● Stated task: Extract every line of each item below and reproduce it word for word, without any changes.

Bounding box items
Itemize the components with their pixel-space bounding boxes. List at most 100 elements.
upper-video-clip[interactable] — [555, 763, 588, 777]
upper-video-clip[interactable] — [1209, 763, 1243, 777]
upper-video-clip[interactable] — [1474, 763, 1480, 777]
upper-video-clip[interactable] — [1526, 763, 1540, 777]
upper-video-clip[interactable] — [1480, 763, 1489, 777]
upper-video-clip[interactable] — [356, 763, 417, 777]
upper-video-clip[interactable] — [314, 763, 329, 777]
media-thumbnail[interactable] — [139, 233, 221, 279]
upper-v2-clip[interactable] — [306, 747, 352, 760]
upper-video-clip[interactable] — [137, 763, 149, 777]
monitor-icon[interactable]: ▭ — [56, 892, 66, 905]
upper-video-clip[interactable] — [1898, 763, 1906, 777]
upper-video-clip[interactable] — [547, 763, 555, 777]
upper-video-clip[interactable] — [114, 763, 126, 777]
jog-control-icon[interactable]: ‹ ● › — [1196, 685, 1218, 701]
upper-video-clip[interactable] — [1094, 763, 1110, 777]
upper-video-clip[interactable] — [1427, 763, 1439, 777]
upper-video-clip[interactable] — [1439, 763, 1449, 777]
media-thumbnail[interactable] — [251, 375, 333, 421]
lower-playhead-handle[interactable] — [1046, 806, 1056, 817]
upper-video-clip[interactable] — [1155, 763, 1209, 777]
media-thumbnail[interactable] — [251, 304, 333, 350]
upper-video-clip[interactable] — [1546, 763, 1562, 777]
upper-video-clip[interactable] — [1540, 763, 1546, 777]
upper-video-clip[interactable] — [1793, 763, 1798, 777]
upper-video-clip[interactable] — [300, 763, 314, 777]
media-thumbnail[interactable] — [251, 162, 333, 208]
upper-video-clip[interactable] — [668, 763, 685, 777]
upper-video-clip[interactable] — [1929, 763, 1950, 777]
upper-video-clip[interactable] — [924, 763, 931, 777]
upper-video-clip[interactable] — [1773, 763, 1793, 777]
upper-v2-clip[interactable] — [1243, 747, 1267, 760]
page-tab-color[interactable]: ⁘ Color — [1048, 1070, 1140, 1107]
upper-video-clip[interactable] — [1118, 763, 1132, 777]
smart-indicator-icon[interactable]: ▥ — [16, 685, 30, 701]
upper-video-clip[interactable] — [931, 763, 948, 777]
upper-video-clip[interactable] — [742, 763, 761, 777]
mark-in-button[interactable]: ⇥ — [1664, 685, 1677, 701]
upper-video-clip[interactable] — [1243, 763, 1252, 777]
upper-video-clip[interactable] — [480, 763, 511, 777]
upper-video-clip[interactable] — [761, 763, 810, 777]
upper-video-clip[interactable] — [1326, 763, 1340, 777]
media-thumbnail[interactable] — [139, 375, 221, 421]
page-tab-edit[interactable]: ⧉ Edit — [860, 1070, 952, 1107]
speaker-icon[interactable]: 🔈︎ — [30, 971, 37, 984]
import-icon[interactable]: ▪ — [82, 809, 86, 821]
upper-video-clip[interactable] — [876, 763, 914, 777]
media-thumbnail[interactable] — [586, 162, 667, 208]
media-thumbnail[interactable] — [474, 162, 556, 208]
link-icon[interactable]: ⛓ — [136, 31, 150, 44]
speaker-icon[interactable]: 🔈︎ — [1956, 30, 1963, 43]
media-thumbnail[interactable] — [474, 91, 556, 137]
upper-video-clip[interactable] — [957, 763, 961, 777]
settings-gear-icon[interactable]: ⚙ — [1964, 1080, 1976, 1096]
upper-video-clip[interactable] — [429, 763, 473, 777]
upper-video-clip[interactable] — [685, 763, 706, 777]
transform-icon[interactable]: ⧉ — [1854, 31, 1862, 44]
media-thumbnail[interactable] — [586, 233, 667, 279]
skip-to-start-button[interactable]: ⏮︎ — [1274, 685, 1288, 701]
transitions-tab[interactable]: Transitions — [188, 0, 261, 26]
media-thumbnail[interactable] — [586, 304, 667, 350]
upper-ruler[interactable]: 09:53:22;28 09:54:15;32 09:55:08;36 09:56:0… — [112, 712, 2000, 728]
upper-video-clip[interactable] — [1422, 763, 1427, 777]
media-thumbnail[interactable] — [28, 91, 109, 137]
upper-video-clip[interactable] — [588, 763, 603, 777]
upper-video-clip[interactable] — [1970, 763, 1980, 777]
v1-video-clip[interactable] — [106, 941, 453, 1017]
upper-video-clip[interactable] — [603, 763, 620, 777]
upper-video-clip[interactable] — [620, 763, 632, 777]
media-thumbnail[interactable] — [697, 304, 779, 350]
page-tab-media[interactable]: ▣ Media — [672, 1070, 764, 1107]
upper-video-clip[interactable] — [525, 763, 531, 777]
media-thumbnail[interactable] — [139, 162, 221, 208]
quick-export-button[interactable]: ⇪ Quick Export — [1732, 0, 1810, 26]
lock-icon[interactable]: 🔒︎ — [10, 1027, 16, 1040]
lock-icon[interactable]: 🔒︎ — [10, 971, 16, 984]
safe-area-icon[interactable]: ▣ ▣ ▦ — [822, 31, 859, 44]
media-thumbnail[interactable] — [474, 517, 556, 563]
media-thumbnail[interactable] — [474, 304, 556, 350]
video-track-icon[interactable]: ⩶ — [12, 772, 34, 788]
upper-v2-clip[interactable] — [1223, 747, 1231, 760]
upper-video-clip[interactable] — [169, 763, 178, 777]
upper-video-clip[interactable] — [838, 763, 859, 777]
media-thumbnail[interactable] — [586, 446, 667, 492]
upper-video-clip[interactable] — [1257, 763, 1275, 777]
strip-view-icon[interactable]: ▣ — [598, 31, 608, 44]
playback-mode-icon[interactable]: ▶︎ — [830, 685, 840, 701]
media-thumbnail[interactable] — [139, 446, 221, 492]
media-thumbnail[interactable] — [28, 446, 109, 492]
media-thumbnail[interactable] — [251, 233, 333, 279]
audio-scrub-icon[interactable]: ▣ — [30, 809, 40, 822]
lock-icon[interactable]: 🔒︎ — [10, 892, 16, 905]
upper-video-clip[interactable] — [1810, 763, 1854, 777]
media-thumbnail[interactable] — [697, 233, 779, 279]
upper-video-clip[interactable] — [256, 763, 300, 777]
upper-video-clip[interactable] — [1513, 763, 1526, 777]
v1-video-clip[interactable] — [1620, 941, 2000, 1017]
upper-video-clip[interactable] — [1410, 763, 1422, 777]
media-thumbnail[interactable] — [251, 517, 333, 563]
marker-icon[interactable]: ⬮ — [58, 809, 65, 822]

● Full output:
Itemize the components with their pixel-space bounding boxes. List at most 100 elements.
upper-video-clip[interactable] — [555, 763, 588, 777]
upper-video-clip[interactable] — [1209, 763, 1243, 777]
upper-video-clip[interactable] — [1474, 763, 1480, 777]
upper-video-clip[interactable] — [1526, 763, 1540, 777]
upper-video-clip[interactable] — [1480, 763, 1489, 777]
upper-video-clip[interactable] — [356, 763, 417, 777]
upper-video-clip[interactable] — [314, 763, 329, 777]
media-thumbnail[interactable] — [139, 233, 221, 279]
upper-v2-clip[interactable] — [306, 747, 352, 760]
upper-video-clip[interactable] — [137, 763, 149, 777]
monitor-icon[interactable]: ▭ — [56, 892, 66, 905]
upper-video-clip[interactable] — [1898, 763, 1906, 777]
upper-video-clip[interactable] — [547, 763, 555, 777]
upper-video-clip[interactable] — [114, 763, 126, 777]
jog-control-icon[interactable]: ‹ ● › — [1196, 685, 1218, 701]
upper-video-clip[interactable] — [1094, 763, 1110, 777]
upper-video-clip[interactable] — [1427, 763, 1439, 777]
upper-video-clip[interactable] — [1439, 763, 1449, 777]
media-thumbnail[interactable] — [251, 375, 333, 421]
lower-playhead-handle[interactable] — [1046, 806, 1056, 817]
upper-video-clip[interactable] — [1155, 763, 1209, 777]
media-thumbnail[interactable] — [251, 304, 333, 350]
upper-video-clip[interactable] — [1546, 763, 1562, 777]
upper-video-clip[interactable] — [1540, 763, 1546, 777]
upper-video-clip[interactable] — [1793, 763, 1798, 777]
upper-video-clip[interactable] — [300, 763, 314, 777]
media-thumbnail[interactable] — [251, 162, 333, 208]
upper-video-clip[interactable] — [668, 763, 685, 777]
upper-video-clip[interactable] — [1929, 763, 1950, 777]
upper-video-clip[interactable] — [924, 763, 931, 777]
upper-video-clip[interactable] — [1773, 763, 1793, 777]
upper-v2-clip[interactable] — [1243, 747, 1267, 760]
page-tab-color[interactable]: ⁘ Color — [1048, 1070, 1140, 1107]
upper-video-clip[interactable] — [1118, 763, 1132, 777]
smart-indicator-icon[interactable]: ▥ — [16, 685, 30, 701]
upper-video-clip[interactable] — [931, 763, 948, 777]
upper-video-clip[interactable] — [742, 763, 761, 777]
mark-in-button[interactable]: ⇥ — [1664, 685, 1677, 701]
upper-video-clip[interactable] — [1243, 763, 1252, 777]
upper-video-clip[interactable] — [480, 763, 511, 777]
upper-video-clip[interactable] — [761, 763, 810, 777]
upper-video-clip[interactable] — [1326, 763, 1340, 777]
media-thumbnail[interactable] — [139, 375, 221, 421]
page-tab-edit[interactable]: ⧉ Edit — [860, 1070, 952, 1107]
speaker-icon[interactable]: 🔈︎ — [30, 971, 37, 984]
import-icon[interactable]: ▪ — [82, 809, 86, 821]
upper-video-clip[interactable] — [876, 763, 914, 777]
media-thumbnail[interactable] — [586, 162, 667, 208]
media-thumbnail[interactable] — [474, 162, 556, 208]
link-icon[interactable]: ⛓ — [136, 31, 150, 44]
speaker-icon[interactable]: 🔈︎ — [1956, 30, 1963, 43]
media-thumbnail[interactable] — [474, 91, 556, 137]
upper-video-clip[interactable] — [957, 763, 961, 777]
settings-gear-icon[interactable]: ⚙ — [1964, 1080, 1976, 1096]
upper-video-clip[interactable] — [429, 763, 473, 777]
upper-video-clip[interactable] — [685, 763, 706, 777]
transform-icon[interactable]: ⧉ — [1854, 31, 1862, 44]
media-thumbnail[interactable] — [586, 233, 667, 279]
skip-to-start-button[interactable]: ⏮︎ — [1274, 685, 1288, 701]
transitions-tab[interactable]: Transitions — [188, 0, 261, 26]
media-thumbnail[interactable] — [586, 304, 667, 350]
upper-ruler[interactable]: 09:53:22;28 09:54:15;32 09:55:08;36 09:56:0… — [112, 712, 2000, 728]
upper-video-clip[interactable] — [1422, 763, 1427, 777]
media-thumbnail[interactable] — [28, 91, 109, 137]
upper-video-clip[interactable] — [588, 763, 603, 777]
upper-video-clip[interactable] — [1970, 763, 1980, 777]
v1-video-clip[interactable] — [106, 941, 453, 1017]
upper-video-clip[interactable] — [603, 763, 620, 777]
upper-video-clip[interactable] — [620, 763, 632, 777]
media-thumbnail[interactable] — [697, 304, 779, 350]
page-tab-media[interactable]: ▣ Media — [672, 1070, 764, 1107]
upper-video-clip[interactable] — [525, 763, 531, 777]
media-thumbnail[interactable] — [139, 162, 221, 208]
quick-export-button[interactable]: ⇪ Quick Export — [1732, 0, 1810, 26]
lock-icon[interactable]: 🔒︎ — [10, 1027, 16, 1040]
lock-icon[interactable]: 🔒︎ — [10, 971, 16, 984]
safe-area-icon[interactable]: ▣ ▣ ▦ — [822, 31, 859, 44]
media-thumbnail[interactable] — [474, 517, 556, 563]
media-thumbnail[interactable] — [474, 304, 556, 350]
video-track-icon[interactable]: ⩶ — [12, 772, 34, 788]
upper-v2-clip[interactable] — [1223, 747, 1231, 760]
upper-video-clip[interactable] — [169, 763, 178, 777]
upper-video-clip[interactable] — [838, 763, 859, 777]
media-thumbnail[interactable] — [586, 446, 667, 492]
upper-video-clip[interactable] — [1257, 763, 1275, 777]
strip-view-icon[interactable]: ▣ — [598, 31, 608, 44]
playback-mode-icon[interactable]: ▶︎ — [830, 685, 840, 701]
media-thumbnail[interactable] — [139, 446, 221, 492]
media-thumbnail[interactable] — [28, 446, 109, 492]
media-thumbnail[interactable] — [251, 233, 333, 279]
audio-scrub-icon[interactable]: ▣ — [30, 809, 40, 822]
lock-icon[interactable]: 🔒︎ — [10, 892, 16, 905]
upper-video-clip[interactable] — [1810, 763, 1854, 777]
media-thumbnail[interactable] — [697, 233, 779, 279]
upper-video-clip[interactable] — [256, 763, 300, 777]
upper-video-clip[interactable] — [1513, 763, 1526, 777]
v1-video-clip[interactable] — [1620, 941, 2000, 1017]
upper-video-clip[interactable] — [1410, 763, 1422, 777]
media-thumbnail[interactable] — [251, 517, 333, 563]
marker-icon[interactable]: ⬮ — [58, 809, 65, 822]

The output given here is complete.